→ **DATASET EXCERPTS**
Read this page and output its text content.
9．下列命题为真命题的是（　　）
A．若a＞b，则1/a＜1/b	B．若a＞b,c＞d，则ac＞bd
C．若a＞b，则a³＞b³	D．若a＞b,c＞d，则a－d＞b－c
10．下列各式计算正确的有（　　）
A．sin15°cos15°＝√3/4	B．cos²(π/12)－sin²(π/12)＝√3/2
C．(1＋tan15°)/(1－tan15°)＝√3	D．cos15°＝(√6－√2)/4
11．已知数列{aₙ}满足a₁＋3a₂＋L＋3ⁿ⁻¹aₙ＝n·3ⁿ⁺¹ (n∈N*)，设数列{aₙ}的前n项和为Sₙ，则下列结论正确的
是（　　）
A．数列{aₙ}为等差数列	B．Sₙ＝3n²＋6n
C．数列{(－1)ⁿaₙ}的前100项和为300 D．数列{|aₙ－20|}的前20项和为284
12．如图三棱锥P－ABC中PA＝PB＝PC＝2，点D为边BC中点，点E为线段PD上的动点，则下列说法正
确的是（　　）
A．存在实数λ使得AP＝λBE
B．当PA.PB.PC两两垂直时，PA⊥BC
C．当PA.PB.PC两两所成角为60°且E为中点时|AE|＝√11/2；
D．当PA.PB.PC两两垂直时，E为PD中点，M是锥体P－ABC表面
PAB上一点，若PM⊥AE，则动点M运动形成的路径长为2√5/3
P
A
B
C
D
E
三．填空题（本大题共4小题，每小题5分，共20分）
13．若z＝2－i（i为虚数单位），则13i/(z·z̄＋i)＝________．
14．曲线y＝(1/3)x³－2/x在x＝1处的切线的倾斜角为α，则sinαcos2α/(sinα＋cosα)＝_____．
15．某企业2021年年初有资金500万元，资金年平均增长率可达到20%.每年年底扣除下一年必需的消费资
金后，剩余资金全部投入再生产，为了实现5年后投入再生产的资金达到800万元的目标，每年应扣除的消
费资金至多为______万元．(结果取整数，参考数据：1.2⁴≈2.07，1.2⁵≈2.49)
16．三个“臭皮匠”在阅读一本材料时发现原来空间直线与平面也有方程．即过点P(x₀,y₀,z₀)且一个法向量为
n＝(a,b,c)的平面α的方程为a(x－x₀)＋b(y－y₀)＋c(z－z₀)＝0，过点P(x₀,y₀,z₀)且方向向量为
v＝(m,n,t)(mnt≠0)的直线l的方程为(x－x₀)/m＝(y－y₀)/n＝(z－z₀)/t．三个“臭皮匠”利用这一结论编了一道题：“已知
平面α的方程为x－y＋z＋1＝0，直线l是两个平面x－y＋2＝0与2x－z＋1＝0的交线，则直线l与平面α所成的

→ **PROBLEM DETAILS**
Return every line of the preceding records in which the word "PC两两垂直时" appears.

→ **CORRECT RESPONSE**
B．当PA.PB.PC两两垂直时，PA⊥BC
D．当PA.PB.PC两两垂直时，E为PD中点，M是锥体P－ABC表面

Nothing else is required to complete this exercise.